__Exercise directions__. Scan the data below for the string "background". Show every line where it turns up.

__Records__.
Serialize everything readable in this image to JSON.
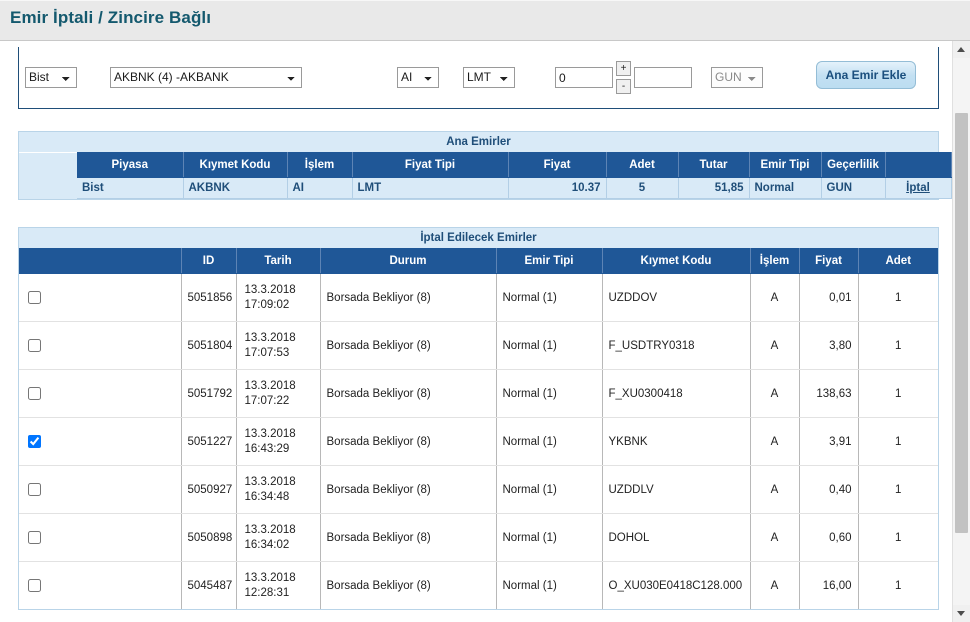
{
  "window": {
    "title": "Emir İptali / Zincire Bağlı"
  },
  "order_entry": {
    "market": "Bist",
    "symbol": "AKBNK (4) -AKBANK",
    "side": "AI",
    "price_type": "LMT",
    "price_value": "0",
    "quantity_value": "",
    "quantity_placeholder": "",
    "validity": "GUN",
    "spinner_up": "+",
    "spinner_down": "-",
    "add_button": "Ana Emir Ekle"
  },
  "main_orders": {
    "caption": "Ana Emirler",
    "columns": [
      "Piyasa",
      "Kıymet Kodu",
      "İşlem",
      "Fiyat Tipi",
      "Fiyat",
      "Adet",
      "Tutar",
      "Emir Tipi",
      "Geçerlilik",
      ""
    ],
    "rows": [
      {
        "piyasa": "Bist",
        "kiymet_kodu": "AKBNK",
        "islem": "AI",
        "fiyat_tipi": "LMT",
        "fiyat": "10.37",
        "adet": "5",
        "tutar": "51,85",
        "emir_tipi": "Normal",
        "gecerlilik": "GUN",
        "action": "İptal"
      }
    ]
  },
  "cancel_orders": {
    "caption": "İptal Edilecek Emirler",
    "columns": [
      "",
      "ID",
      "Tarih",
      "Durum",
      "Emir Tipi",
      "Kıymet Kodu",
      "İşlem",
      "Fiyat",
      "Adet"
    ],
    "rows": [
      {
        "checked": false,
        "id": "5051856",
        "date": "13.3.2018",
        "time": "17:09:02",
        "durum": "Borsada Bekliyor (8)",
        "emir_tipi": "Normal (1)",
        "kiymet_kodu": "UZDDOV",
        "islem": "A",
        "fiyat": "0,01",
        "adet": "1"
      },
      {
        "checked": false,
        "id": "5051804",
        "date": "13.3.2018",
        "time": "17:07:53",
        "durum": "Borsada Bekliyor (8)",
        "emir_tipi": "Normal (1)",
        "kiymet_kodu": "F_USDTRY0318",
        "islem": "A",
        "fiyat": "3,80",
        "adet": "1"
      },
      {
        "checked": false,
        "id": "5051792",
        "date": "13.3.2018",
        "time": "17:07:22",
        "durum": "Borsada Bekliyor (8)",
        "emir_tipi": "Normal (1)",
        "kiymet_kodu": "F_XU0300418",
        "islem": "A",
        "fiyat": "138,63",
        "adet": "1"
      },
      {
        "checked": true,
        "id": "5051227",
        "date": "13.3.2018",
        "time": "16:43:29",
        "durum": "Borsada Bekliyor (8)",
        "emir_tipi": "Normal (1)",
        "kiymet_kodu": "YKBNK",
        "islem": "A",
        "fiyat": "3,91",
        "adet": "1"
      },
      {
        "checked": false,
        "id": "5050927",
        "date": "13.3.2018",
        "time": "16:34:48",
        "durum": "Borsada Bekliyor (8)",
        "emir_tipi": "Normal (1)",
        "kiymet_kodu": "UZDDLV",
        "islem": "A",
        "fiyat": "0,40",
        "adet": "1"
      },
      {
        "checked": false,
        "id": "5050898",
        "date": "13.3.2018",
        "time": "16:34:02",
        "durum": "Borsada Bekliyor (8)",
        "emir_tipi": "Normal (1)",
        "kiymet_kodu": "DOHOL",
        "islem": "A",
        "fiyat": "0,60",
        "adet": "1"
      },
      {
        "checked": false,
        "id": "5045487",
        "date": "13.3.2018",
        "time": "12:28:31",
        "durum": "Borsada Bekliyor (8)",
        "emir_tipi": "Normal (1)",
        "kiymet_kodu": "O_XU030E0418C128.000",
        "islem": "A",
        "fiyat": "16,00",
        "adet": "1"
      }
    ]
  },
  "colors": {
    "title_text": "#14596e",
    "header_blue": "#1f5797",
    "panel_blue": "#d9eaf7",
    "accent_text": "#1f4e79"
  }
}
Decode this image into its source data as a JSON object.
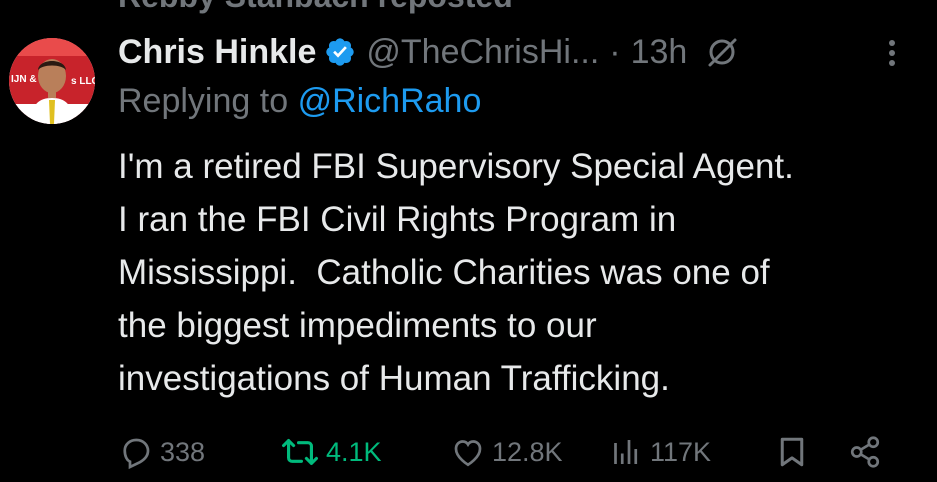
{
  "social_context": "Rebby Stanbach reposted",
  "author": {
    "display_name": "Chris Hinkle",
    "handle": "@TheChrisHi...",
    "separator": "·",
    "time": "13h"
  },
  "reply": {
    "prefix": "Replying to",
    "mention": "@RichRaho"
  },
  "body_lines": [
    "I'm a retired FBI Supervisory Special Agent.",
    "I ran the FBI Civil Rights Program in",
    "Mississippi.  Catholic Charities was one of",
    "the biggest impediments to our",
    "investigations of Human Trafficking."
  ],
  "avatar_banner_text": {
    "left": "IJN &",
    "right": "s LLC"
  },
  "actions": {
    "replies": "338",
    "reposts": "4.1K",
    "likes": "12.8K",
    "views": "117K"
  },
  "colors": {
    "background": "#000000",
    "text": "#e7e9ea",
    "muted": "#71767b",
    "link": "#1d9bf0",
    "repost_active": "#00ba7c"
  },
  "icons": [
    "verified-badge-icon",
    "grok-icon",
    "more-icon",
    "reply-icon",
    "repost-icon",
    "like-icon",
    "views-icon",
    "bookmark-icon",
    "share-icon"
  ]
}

* * *

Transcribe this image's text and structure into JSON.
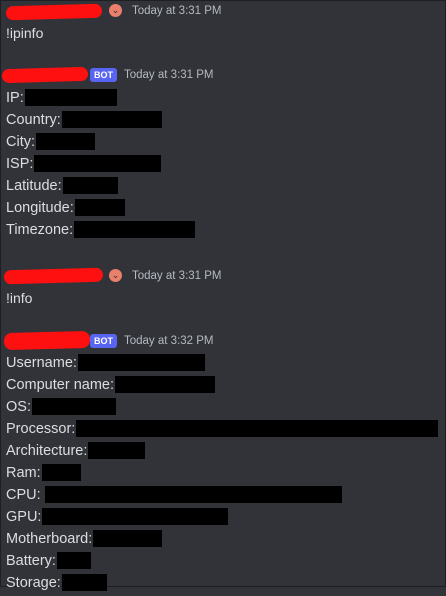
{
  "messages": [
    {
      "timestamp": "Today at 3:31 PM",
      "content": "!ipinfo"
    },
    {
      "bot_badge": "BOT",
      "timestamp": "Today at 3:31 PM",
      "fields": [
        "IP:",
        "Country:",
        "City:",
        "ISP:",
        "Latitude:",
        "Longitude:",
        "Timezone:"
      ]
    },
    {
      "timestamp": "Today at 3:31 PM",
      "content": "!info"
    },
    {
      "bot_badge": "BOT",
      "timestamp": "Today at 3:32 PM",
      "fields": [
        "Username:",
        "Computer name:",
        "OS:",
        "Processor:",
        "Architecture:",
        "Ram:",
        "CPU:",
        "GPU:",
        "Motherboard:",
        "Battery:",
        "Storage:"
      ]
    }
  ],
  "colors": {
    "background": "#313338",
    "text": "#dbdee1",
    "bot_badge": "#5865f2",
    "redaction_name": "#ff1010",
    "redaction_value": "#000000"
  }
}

==

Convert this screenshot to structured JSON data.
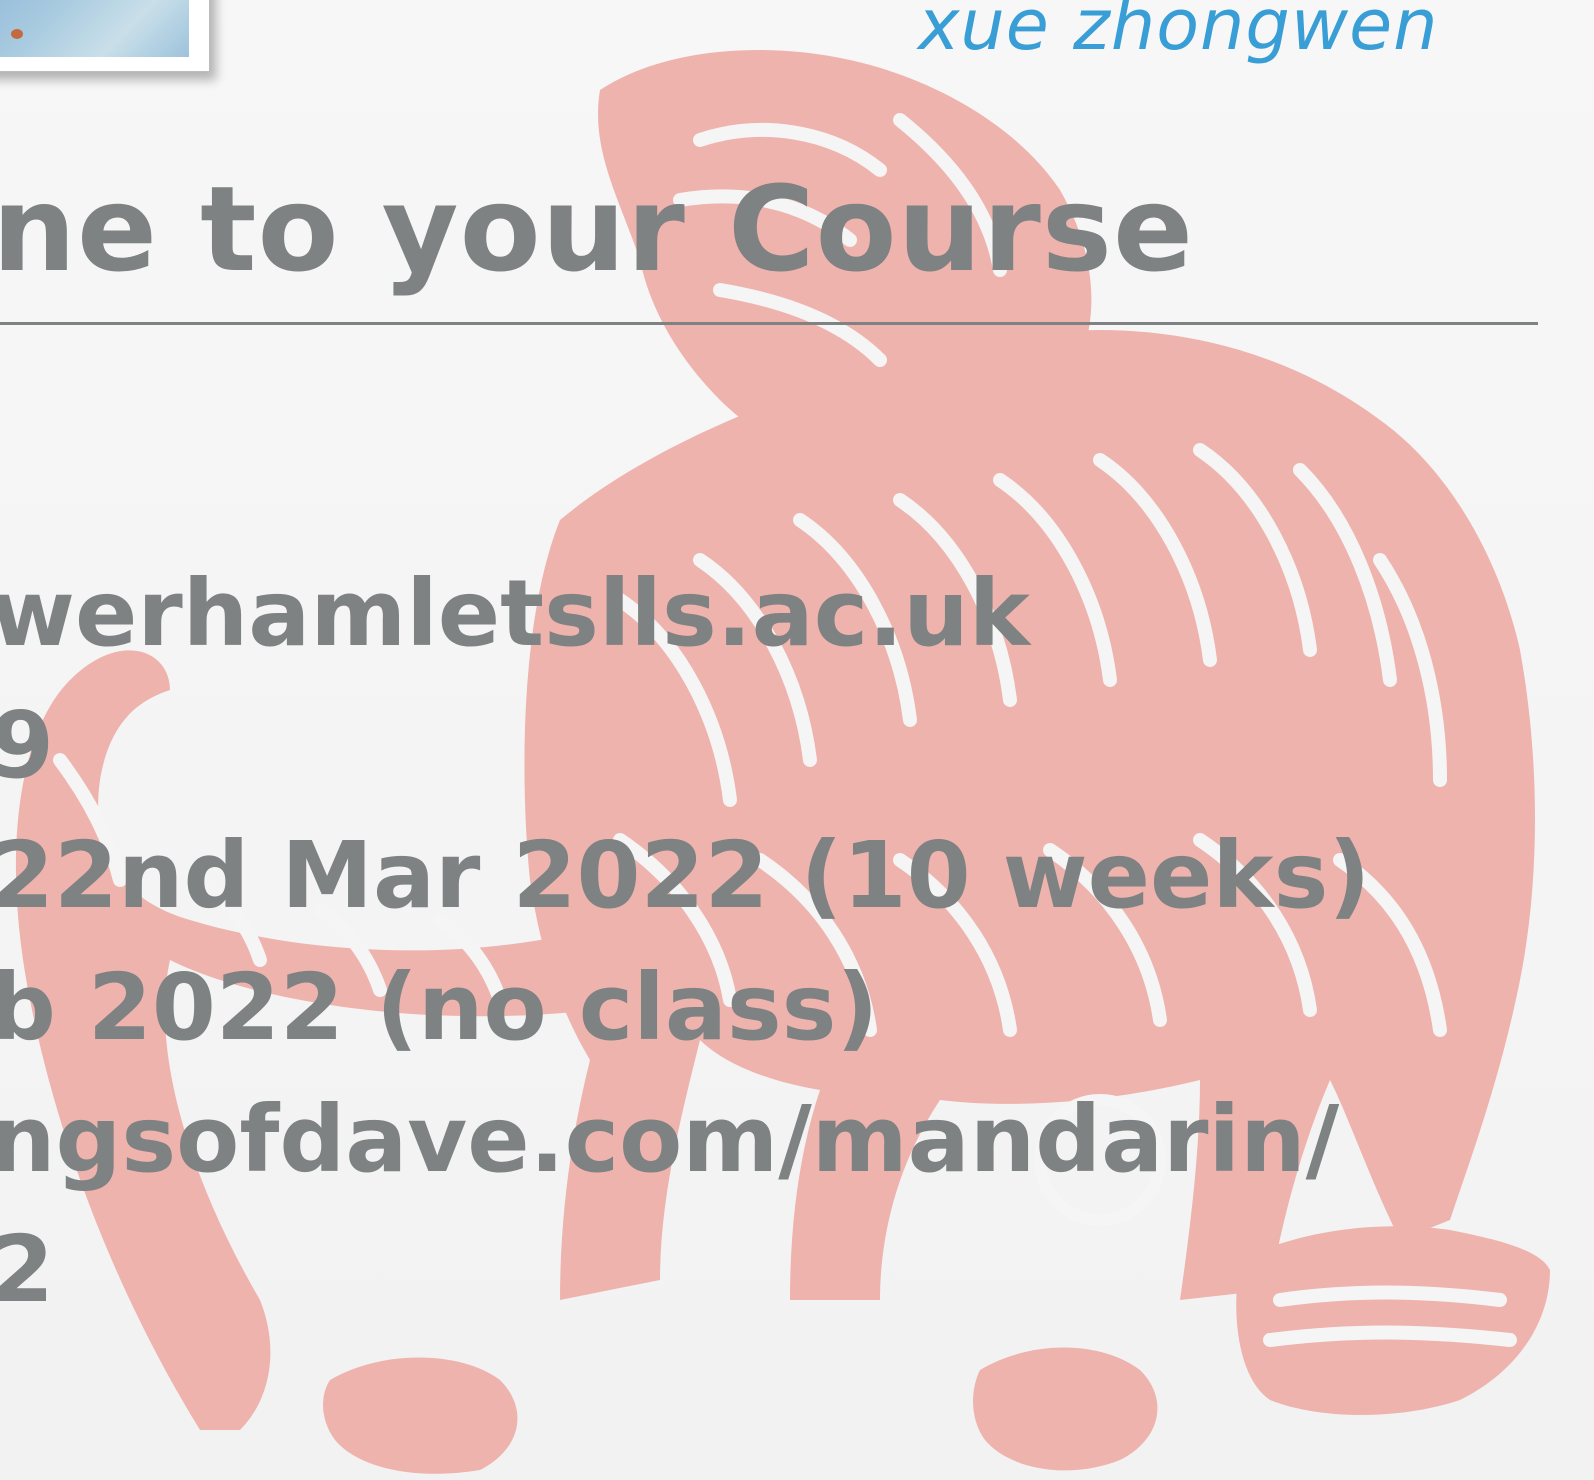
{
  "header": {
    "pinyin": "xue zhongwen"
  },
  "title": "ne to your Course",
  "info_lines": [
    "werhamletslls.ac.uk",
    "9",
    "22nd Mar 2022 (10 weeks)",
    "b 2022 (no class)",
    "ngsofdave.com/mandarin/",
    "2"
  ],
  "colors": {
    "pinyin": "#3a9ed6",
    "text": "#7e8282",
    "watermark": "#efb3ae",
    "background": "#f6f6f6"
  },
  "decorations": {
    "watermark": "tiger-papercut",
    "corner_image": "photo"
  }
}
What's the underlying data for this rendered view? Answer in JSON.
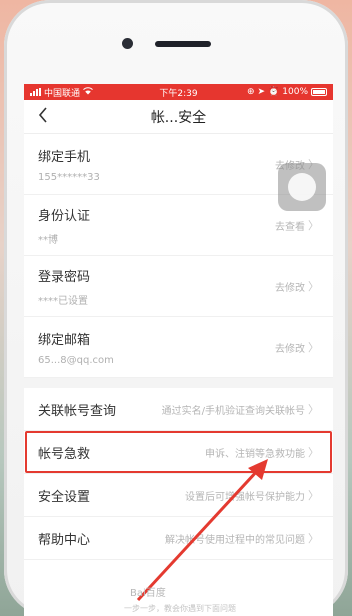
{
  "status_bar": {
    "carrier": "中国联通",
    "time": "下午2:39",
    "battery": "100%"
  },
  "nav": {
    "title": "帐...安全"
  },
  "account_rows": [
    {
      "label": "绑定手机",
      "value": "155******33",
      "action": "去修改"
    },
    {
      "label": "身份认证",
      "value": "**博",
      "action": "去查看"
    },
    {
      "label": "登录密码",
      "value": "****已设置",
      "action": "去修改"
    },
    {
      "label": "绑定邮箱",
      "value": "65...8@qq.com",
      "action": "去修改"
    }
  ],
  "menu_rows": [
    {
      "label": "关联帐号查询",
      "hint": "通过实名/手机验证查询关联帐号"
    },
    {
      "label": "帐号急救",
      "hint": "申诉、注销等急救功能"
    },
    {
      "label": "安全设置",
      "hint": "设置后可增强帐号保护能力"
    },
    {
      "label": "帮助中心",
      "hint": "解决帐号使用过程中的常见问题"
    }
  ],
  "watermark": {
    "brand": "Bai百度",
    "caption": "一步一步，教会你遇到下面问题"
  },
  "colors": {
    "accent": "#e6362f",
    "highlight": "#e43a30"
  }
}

__Written solution__.
    "background": "#000000",
    "background": "#313338",
    "background": "#f6f6f6"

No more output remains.